Saved data entries
[BEGIN]

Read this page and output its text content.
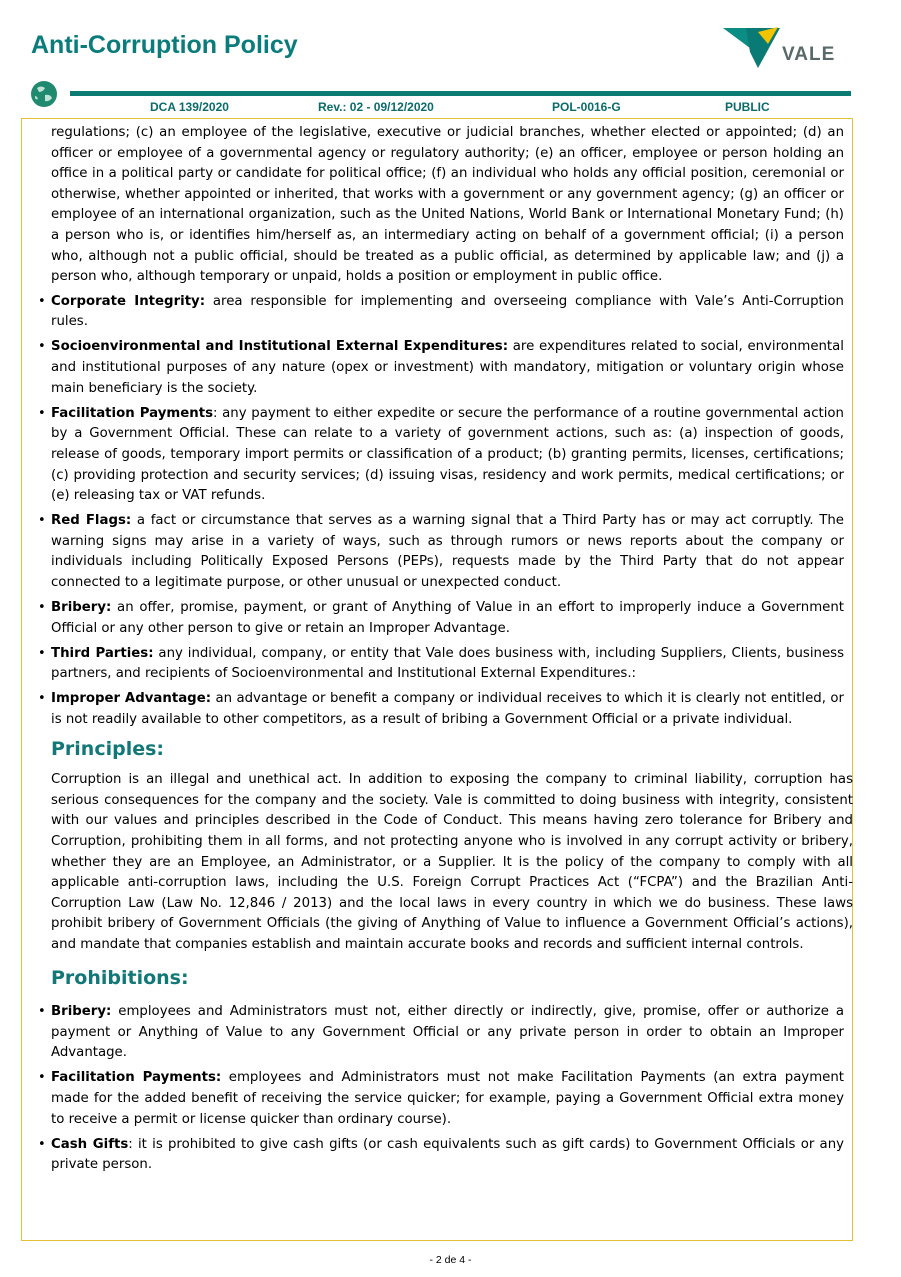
Anti-Corruption Policy	VALE
DCA 139/2020	Rev.: 02 - 09/12/2020	POL-0016-G	PUBLIC

regulations; (c) an employee of the legislative, executive or judicial branches, whether elected or appointed; (d) an officer or employee of a governmental agency or regulatory authority; (e) an officer, employee or person holding an office in a political party or candidate for political office; (f) an individual who holds any official position, ceremonial or otherwise, whether appointed or inherited, that works with a government or any government agency; (g) an officer or employee of an international organization, such as the United Nations, World Bank or International Monetary Fund; (h) a person who is, or identifies him/herself as, an intermediary acting on behalf of a government official; (i) a person who, although not a public official, should be treated as a public official, as determined by applicable law; and (j) a person who, although temporary or unpaid, holds a position or employment in public office.

• Corporate Integrity: area responsible for implementing and overseeing compliance with Vale’s Anti-Corruption rules.
• Socioenvironmental and Institutional External Expenditures: are expenditures related to social, environmental and institutional purposes of any nature (opex or investment) with mandatory, mitigation or voluntary origin whose main beneficiary is the society.
• Facilitation Payments: any payment to either expedite or secure the performance of a routine governmental action by a Government Official. These can relate to a variety of government actions, such as: (a) inspection of goods, release of goods, temporary import permits or classification of a product; (b) granting permits, licenses, certifications; (c) providing protection and security services; (d) issuing visas, residency and work permits, medical certifications; or (e) releasing tax or VAT refunds.
• Red Flags: a fact or circumstance that serves as a warning signal that a Third Party has or may act corruptly. The warning signs may arise in a variety of ways, such as through rumors or news reports about the company or individuals including Politically Exposed Persons (PEPs), requests made by the Third Party that do not appear connected to a legitimate purpose, or other unusual or unexpected conduct.
• Bribery: an offer, promise, payment, or grant of Anything of Value in an effort to improperly induce a Government Official or any other person to give or retain an Improper Advantage.
• Third Parties: any individual, company, or entity that Vale does business with, including Suppliers, Clients, business partners, and recipients of Socioenvironmental and Institutional External Expenditures.:
• Improper Advantage: an advantage or benefit a company or individual receives to which it is clearly not entitled, or is not readily available to other competitors, as a result of bribing a Government Official or a private individual.
Principles:

Corruption is an illegal and unethical act. In addition to exposing the company to criminal liability, corruption has serious consequences for the company and the society. Vale is committed to doing business with integrity, consistent with our values and principles described in the Code of Conduct. This means having zero tolerance for Bribery and Corruption, prohibiting them in all forms, and not protecting anyone who is involved in any corrupt activity or bribery, whether they are an Employee, an Administrator, or a Supplier. It is the policy of the company to comply with all applicable anti-corruption laws, including the U.S. Foreign Corrupt Practices Act (“FCPA”) and the Brazilian Anti-Corruption Law (Law No. 12,846 / 2013) and the local laws in every country in which we do business. These laws prohibit bribery of Government Officials (the giving of Anything of Value to influence a Government Official’s actions), and mandate that companies establish and maintain accurate books and records and sufficient internal controls.

Prohibitions:
• Bribery: employees and Administrators must not, either directly or indirectly, give, promise, offer or authorize a payment or Anything of Value to any Government Official or any private person in order to obtain an Improper Advantage.
• Facilitation Payments: employees and Administrators must not make Facilitation Payments (an extra payment made for the added benefit of receiving the service quicker; for example, paying a Government Official extra money to receive a permit or license quicker than ordinary course).
• Cash Gifts: it is prohibited to give cash gifts (or cash equivalents such as gift cards) to Government Officials or any private person.
- 2 de 4 -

[END]

● Directions:
Each line holding the word "offer" counts once; report the total and nothing else.

● Output for this task:
2